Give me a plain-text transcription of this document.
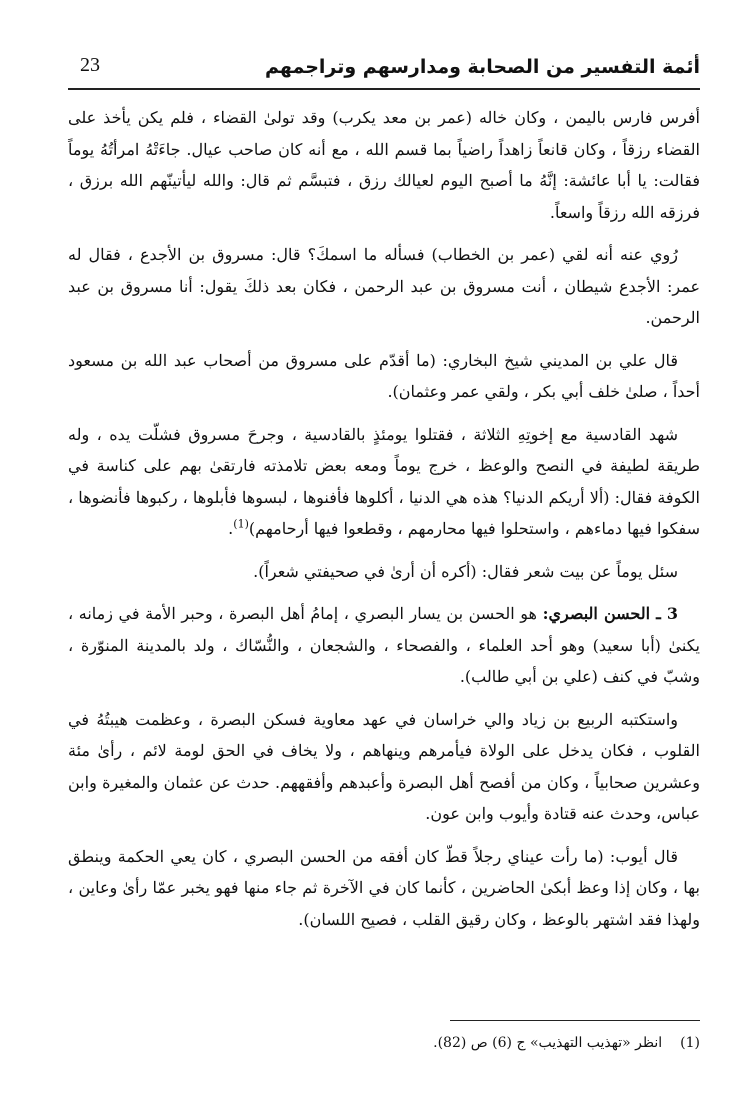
أئمة التفسير من الصحابة ومدارسهم وتراجمهم
23

أفرس فارس باليمن ، وكان خاله (عمر بن معد يكرب) وقد تولىٰ القضاء ، فلم يكن يأخذ على القضاء رزقاً ، وكان قانعاً زاهداً راضياً بما قسم الله ، مع أنه كان صاحب عيال. جاءَتْهُ امرأتُهُ يوماً فقالت: يا أبا عائشة: إنَّهُ ما أصبح اليوم لعيالك رزق ، فتبسَّم ثم قال: والله ليأتينّهم الله برزق ، فرزقه الله رزقاً واسعاً.

رُوي عنه أنه لقي (عمر بن الخطاب) فسأله ما اسمكَ؟ قال: مسروق بن الأجدع ، فقال له عمر: الأجدع شيطان ، أنت مسروق بن عبد الرحمن ، فكان بعد ذلكَ يقول: أنا مسروق بن عبد الرحمن.

قال علي بن المديني شيخ البخاري: (ما أقدّم على مسروق من أصحاب عبد الله بن مسعود أحداً ، صلىٰ خلف أبي بكر ، ولقي عمر وعثمان).

شهد القادسية مع إخوتِهِ الثلاثة ، فقتلوا يومئذٍ بالقادسية ، وجرحَ مسروق فشلّت يده ، وله طريقة لطيفة في النصح والوعظ ، خرج يوماً ومعه بعض تلامذته فارتقىٰ بهم على كناسة في الكوفة فقال: (ألا أريكم الدنيا؟ هذه هي الدنيا ، أكلوها فأفنوها ، لبسوها فأبلوها ، ركبوها فأنضوها ، سفكوا فيها دماءهم ، واستحلوا فيها محارمهم ، وقطعوا فيها أرحامهم)$^{(1)}$.

سئل يوماً عن بيت شعر فقال: (أكره أن أرىٰ في صحيفتي شعراً).

3 ـ الحسن البصري: هو الحسن بن يسار البصري ، إمامُ أهل البصرة ، وحبر الأمة في زمانه ، يكنىٰ (أبا سعيد) وهو أحد العلماء ، والفصحاء ، والشجعان ، والنُّسّاك ، ولد بالمدينة المنوّرة ، وشبّ في كنف (علي بن أبي طالب).

واستكتبه الربيع بن زياد والي خراسان في عهد معاوية فسكن البصرة ، وعظمت هيبتُهُ في القلوب ، فكان يدخل على الولاة فيأمرهم وينهاهم ، ولا يخاف في الحق لومة لائم ، رأىٰ مئة وعشرين صحابياً ، وكان من أفصح أهل البصرة وأعبدهم وأفقههم. حدث عن عثمان والمغيرة وابن عباس، وحدث عنه قتادة وأيوب وابن عون.

قال أيوب: (ما رأت عيناي رجلاً قطّ كان أفقه من الحسن البصري ، كان يعي الحكمة وينطق بها ، وكان إذا وعظ أبكىٰ الحاضرين ، كأنما كان في الآخرة ثم جاء منها فهو يخبر عمّا رأىٰ وعاين ، ولهذا فقد اشتهر بالوعظ ، وكان رقيق القلب ، فصيح اللسان).

(1)انظر «تهذيب التهذيب» ج (6) ص (82).
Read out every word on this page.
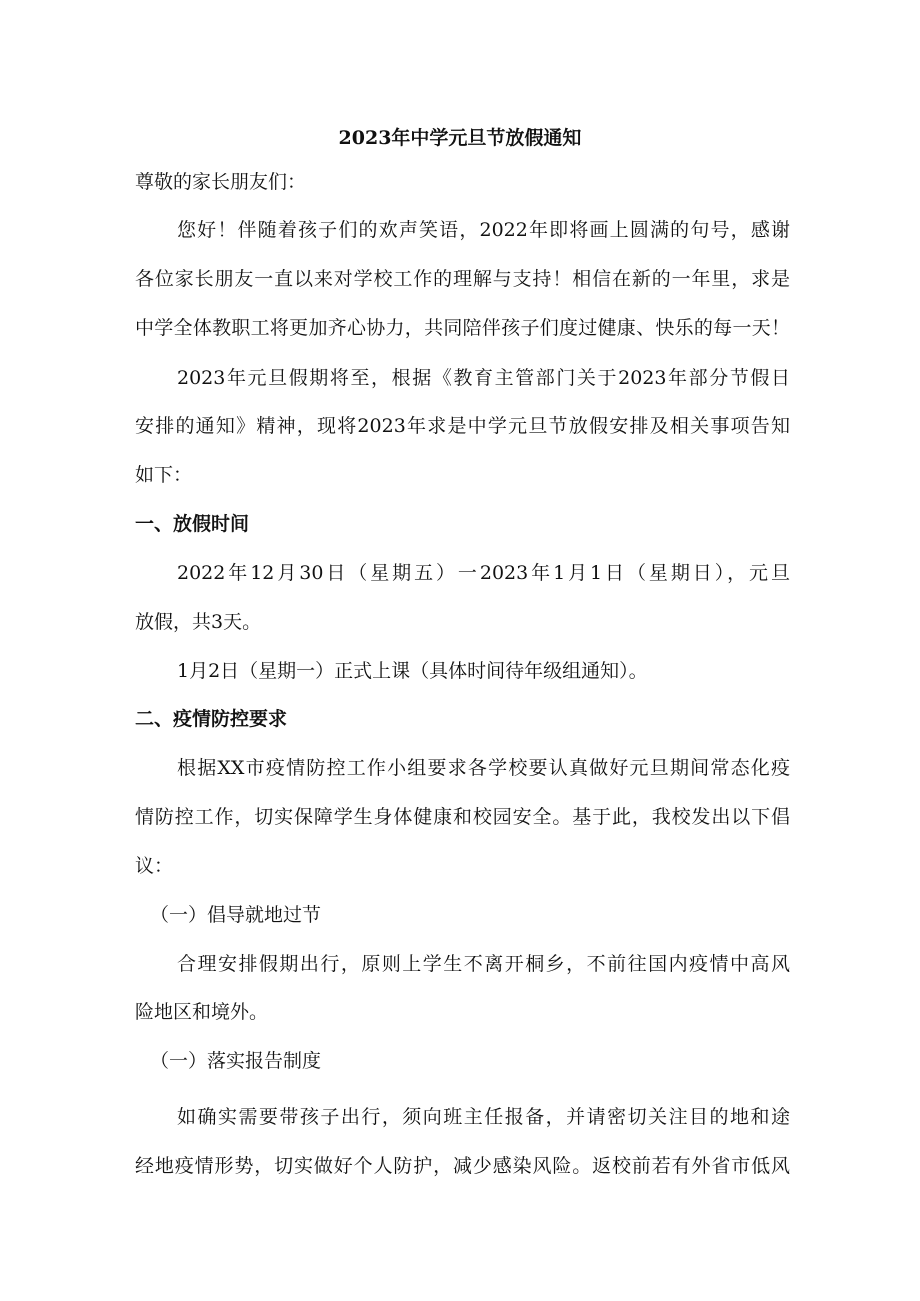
2023年中学元旦节放假通知
尊敬的家长朋友们：
您好！伴随着孩子们的欢声笑语，2022年即将画上圆满的句号，感谢
各位家长朋友一直以来对学校工作的理解与支持！相信在新的一年里，求是
中学全体教职工将更加齐心协力，共同陪伴孩子们度过健康、快乐的每一天！
2023年元旦假期将至，根据《教育主管部门关于2023年部分节假日
安排的通知》精神，现将2023年求是中学元旦节放假安排及相关事项告知
如下：
一、放假时间
2022年12月30日（星期五）一2023年1月1日（星期日），元旦
放假，共3天。
1月2日（星期一）正式上课（具体时间待年级组通知）。
二、疫情防控要求
根据XX市疫情防控工作小组要求各学校要认真做好元旦期间常态化疫
情防控工作，切实保障学生身体健康和校园安全。基于此，我校发出以下倡
议：
（一）倡导就地过节
合理安排假期出行，原则上学生不离开桐乡，不前往国内疫情中高风
险地区和境外。
（一）落实报告制度
如确实需要带孩子出行，须向班主任报备，并请密切关注目的地和途
经地疫情形势，切实做好个人防护，减少感染风险。返校前若有外省市低风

---+---

In the entries above, find each line with the word "this" and copy it.

● **Written solution**
Give me a plain-text transcription of this document.
Read out every word on this page.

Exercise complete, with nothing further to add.